INFORMATION PROVIDED:
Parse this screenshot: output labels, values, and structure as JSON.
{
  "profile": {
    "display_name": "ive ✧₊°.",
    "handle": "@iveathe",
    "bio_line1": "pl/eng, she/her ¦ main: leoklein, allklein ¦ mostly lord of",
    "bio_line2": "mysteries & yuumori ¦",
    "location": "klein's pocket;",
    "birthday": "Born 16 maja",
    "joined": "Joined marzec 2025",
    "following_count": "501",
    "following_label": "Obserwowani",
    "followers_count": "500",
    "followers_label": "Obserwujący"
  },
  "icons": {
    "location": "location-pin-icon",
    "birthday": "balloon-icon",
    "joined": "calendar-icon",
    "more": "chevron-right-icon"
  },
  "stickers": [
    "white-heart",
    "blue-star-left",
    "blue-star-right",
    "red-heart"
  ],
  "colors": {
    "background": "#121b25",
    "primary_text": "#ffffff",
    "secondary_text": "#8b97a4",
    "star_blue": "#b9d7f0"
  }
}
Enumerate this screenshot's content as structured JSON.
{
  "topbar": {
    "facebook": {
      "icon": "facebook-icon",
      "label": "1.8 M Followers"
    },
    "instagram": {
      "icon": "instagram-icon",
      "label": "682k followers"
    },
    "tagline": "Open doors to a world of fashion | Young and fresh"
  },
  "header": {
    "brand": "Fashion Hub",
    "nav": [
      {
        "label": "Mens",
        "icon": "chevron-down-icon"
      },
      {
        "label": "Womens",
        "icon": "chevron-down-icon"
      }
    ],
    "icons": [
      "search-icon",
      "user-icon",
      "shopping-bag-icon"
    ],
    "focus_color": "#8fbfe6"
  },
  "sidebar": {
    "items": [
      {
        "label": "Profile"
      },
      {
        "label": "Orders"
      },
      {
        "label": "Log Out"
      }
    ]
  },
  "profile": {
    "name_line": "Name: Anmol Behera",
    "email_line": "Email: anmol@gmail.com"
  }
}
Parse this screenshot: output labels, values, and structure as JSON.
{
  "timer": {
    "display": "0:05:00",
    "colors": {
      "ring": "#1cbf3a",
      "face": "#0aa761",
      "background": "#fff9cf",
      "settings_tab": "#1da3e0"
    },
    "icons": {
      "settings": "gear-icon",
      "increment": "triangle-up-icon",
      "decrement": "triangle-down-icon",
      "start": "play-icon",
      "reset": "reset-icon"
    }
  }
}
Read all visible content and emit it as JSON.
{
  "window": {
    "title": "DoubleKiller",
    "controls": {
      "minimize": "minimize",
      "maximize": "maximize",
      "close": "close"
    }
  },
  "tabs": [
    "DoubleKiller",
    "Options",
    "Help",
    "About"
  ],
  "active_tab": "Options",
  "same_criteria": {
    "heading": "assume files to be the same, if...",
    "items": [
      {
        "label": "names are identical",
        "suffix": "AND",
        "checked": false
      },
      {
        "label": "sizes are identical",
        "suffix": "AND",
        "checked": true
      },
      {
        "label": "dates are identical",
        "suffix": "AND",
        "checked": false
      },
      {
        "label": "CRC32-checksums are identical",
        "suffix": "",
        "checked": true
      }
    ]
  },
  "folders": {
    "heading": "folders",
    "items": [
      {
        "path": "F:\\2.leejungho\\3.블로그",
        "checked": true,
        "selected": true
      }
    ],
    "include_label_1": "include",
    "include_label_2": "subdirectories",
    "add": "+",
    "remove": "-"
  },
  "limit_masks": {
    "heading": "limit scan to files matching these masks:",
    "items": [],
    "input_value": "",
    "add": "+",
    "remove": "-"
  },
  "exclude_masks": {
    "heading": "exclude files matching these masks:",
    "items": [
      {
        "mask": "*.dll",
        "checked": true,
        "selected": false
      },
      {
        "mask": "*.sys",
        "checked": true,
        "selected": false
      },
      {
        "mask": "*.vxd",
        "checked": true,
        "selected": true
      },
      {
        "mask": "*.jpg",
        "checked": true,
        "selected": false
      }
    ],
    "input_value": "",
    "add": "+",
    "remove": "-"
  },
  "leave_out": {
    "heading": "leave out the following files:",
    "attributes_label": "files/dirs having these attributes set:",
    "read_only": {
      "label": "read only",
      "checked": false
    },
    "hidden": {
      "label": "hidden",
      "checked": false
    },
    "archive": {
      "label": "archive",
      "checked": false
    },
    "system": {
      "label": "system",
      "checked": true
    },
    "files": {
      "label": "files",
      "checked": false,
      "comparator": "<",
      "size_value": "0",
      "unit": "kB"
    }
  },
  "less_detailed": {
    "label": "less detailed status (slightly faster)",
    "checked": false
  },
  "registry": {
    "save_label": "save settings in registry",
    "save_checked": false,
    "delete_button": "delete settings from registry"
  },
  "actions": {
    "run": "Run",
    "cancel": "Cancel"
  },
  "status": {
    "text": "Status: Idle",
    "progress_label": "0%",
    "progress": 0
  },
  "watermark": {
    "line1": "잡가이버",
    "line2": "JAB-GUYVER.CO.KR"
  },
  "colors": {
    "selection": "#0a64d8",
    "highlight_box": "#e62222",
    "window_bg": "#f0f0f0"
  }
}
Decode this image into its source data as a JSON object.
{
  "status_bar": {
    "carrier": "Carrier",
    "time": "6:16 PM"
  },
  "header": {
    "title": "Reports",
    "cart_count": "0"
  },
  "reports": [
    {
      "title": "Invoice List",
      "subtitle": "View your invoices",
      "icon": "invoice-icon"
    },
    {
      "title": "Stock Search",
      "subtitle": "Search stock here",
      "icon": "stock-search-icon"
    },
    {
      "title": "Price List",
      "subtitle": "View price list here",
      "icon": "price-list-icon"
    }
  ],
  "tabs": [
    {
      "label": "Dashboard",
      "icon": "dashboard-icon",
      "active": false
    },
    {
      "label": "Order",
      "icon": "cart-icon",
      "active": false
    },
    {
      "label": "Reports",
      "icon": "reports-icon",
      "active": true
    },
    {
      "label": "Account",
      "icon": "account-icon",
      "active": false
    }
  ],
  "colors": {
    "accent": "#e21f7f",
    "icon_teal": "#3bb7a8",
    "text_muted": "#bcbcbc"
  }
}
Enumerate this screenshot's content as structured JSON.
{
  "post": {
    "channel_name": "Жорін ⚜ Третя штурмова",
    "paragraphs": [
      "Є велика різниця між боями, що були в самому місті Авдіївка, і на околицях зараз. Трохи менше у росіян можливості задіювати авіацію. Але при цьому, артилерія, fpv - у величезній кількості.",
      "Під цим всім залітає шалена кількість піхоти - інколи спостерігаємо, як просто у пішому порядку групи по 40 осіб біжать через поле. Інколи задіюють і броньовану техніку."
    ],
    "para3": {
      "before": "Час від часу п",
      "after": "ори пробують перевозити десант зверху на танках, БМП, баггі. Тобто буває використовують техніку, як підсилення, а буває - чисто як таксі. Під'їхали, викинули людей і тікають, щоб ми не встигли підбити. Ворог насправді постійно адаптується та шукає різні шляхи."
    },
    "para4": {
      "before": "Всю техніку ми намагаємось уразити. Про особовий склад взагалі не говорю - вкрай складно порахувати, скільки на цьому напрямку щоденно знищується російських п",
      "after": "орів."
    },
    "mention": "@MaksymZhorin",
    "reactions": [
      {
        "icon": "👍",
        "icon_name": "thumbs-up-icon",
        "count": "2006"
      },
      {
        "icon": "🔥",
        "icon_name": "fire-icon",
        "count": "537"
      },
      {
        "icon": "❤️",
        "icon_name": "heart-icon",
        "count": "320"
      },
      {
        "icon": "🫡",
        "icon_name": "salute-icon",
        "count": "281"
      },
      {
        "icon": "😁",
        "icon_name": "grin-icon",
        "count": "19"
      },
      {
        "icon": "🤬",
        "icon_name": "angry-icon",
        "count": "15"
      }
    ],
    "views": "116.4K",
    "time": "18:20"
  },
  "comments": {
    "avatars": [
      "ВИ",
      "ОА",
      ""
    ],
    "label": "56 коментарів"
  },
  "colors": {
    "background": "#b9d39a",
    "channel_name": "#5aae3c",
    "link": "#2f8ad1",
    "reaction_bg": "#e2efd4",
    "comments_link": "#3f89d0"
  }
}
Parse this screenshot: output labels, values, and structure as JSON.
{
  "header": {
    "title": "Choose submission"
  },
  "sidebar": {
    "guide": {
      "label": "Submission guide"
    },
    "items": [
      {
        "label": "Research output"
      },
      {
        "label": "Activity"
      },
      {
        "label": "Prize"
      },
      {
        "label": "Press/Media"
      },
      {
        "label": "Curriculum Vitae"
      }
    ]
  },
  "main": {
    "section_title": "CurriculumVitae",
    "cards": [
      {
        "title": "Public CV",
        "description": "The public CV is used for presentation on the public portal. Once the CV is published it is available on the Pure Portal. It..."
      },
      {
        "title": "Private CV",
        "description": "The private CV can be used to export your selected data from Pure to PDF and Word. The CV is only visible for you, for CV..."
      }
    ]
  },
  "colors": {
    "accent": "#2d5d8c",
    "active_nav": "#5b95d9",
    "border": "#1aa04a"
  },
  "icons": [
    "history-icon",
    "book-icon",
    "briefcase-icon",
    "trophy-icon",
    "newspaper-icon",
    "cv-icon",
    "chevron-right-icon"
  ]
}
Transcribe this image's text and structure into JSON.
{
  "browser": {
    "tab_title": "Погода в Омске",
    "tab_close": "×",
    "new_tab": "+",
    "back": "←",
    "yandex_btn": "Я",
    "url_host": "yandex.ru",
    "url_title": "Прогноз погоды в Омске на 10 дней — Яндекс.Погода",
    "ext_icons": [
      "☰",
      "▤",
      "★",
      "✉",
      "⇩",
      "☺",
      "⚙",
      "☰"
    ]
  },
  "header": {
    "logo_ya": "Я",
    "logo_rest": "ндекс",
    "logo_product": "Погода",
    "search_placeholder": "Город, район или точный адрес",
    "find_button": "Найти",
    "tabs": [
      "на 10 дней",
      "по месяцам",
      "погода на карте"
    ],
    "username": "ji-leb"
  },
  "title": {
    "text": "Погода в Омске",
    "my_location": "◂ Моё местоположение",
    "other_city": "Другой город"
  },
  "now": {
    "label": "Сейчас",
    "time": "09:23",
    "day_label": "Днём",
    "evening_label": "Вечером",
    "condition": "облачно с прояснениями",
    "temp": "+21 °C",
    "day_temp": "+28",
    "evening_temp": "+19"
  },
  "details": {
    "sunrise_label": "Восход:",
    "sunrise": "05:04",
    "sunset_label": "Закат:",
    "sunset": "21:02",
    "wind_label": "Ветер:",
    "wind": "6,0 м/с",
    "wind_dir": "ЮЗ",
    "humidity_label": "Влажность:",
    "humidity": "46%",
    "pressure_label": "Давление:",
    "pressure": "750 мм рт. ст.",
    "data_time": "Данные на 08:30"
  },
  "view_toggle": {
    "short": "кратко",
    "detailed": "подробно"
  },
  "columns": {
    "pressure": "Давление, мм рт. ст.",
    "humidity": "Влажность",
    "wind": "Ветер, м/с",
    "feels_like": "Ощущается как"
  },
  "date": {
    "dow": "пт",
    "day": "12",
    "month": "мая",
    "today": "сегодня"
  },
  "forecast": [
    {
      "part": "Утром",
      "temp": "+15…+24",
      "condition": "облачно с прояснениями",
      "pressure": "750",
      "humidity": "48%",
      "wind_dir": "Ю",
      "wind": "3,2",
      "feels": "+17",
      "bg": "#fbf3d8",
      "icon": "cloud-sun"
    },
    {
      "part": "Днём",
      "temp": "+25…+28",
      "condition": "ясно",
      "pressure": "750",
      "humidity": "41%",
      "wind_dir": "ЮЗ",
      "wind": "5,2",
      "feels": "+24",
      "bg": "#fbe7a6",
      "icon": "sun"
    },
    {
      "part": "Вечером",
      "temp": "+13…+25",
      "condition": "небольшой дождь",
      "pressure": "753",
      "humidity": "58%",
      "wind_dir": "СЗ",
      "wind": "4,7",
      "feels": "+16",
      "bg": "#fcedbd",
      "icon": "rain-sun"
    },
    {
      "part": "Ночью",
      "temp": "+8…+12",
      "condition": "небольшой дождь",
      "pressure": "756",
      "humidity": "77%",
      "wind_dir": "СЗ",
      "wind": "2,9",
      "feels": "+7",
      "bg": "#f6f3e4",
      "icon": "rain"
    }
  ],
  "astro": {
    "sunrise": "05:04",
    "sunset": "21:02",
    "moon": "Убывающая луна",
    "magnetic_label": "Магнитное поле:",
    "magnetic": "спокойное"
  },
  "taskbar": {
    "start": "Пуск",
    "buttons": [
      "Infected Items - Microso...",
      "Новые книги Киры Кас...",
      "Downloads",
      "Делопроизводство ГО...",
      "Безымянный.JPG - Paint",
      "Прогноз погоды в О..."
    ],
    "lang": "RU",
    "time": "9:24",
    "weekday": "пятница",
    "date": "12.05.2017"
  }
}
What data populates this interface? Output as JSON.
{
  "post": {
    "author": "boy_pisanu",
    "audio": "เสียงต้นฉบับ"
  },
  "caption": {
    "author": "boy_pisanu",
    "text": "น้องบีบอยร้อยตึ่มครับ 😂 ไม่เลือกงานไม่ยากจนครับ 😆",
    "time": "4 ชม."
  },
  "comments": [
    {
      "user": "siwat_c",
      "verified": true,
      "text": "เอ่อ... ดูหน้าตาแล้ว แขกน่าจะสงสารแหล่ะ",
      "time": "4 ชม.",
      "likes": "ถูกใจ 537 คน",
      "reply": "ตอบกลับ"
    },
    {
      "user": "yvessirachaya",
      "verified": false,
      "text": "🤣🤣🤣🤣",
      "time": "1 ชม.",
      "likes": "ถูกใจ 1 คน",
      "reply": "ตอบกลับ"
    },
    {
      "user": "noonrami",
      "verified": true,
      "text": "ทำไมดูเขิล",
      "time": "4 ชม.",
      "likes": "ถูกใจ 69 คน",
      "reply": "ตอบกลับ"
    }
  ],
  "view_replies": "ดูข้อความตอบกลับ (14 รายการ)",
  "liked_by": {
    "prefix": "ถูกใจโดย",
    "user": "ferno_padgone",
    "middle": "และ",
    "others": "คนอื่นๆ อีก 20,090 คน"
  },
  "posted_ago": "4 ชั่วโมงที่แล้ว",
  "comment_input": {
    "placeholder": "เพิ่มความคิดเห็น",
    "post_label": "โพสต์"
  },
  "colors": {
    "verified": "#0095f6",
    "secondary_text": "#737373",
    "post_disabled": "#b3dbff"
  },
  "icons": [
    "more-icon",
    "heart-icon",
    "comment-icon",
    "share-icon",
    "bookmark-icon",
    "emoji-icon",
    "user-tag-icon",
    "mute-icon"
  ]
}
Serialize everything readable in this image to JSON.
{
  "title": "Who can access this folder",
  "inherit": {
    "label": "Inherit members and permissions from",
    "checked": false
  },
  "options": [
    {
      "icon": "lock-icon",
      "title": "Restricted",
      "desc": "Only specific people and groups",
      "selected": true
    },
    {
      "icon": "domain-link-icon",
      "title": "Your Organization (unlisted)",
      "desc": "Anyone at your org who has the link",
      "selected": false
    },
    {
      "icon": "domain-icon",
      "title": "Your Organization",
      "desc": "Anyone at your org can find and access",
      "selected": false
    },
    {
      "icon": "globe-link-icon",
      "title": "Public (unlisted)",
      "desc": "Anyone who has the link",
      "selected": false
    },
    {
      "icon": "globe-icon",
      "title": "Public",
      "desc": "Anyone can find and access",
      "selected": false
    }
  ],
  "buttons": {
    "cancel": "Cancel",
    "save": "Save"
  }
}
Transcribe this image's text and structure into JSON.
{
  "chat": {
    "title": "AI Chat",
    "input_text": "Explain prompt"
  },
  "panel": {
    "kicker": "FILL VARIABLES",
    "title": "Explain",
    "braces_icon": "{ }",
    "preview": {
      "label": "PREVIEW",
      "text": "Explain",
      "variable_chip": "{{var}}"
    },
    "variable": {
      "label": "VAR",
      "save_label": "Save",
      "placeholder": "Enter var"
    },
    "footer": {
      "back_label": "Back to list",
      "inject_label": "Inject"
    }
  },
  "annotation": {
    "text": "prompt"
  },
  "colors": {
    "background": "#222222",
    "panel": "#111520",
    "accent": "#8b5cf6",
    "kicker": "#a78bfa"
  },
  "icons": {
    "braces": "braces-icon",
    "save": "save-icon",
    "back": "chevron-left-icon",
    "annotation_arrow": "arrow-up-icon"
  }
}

TO DO: Determine how many lines above contain "before" as a word or string. Give the number alone.

SOLUTION TO THIS PROBLEM: 2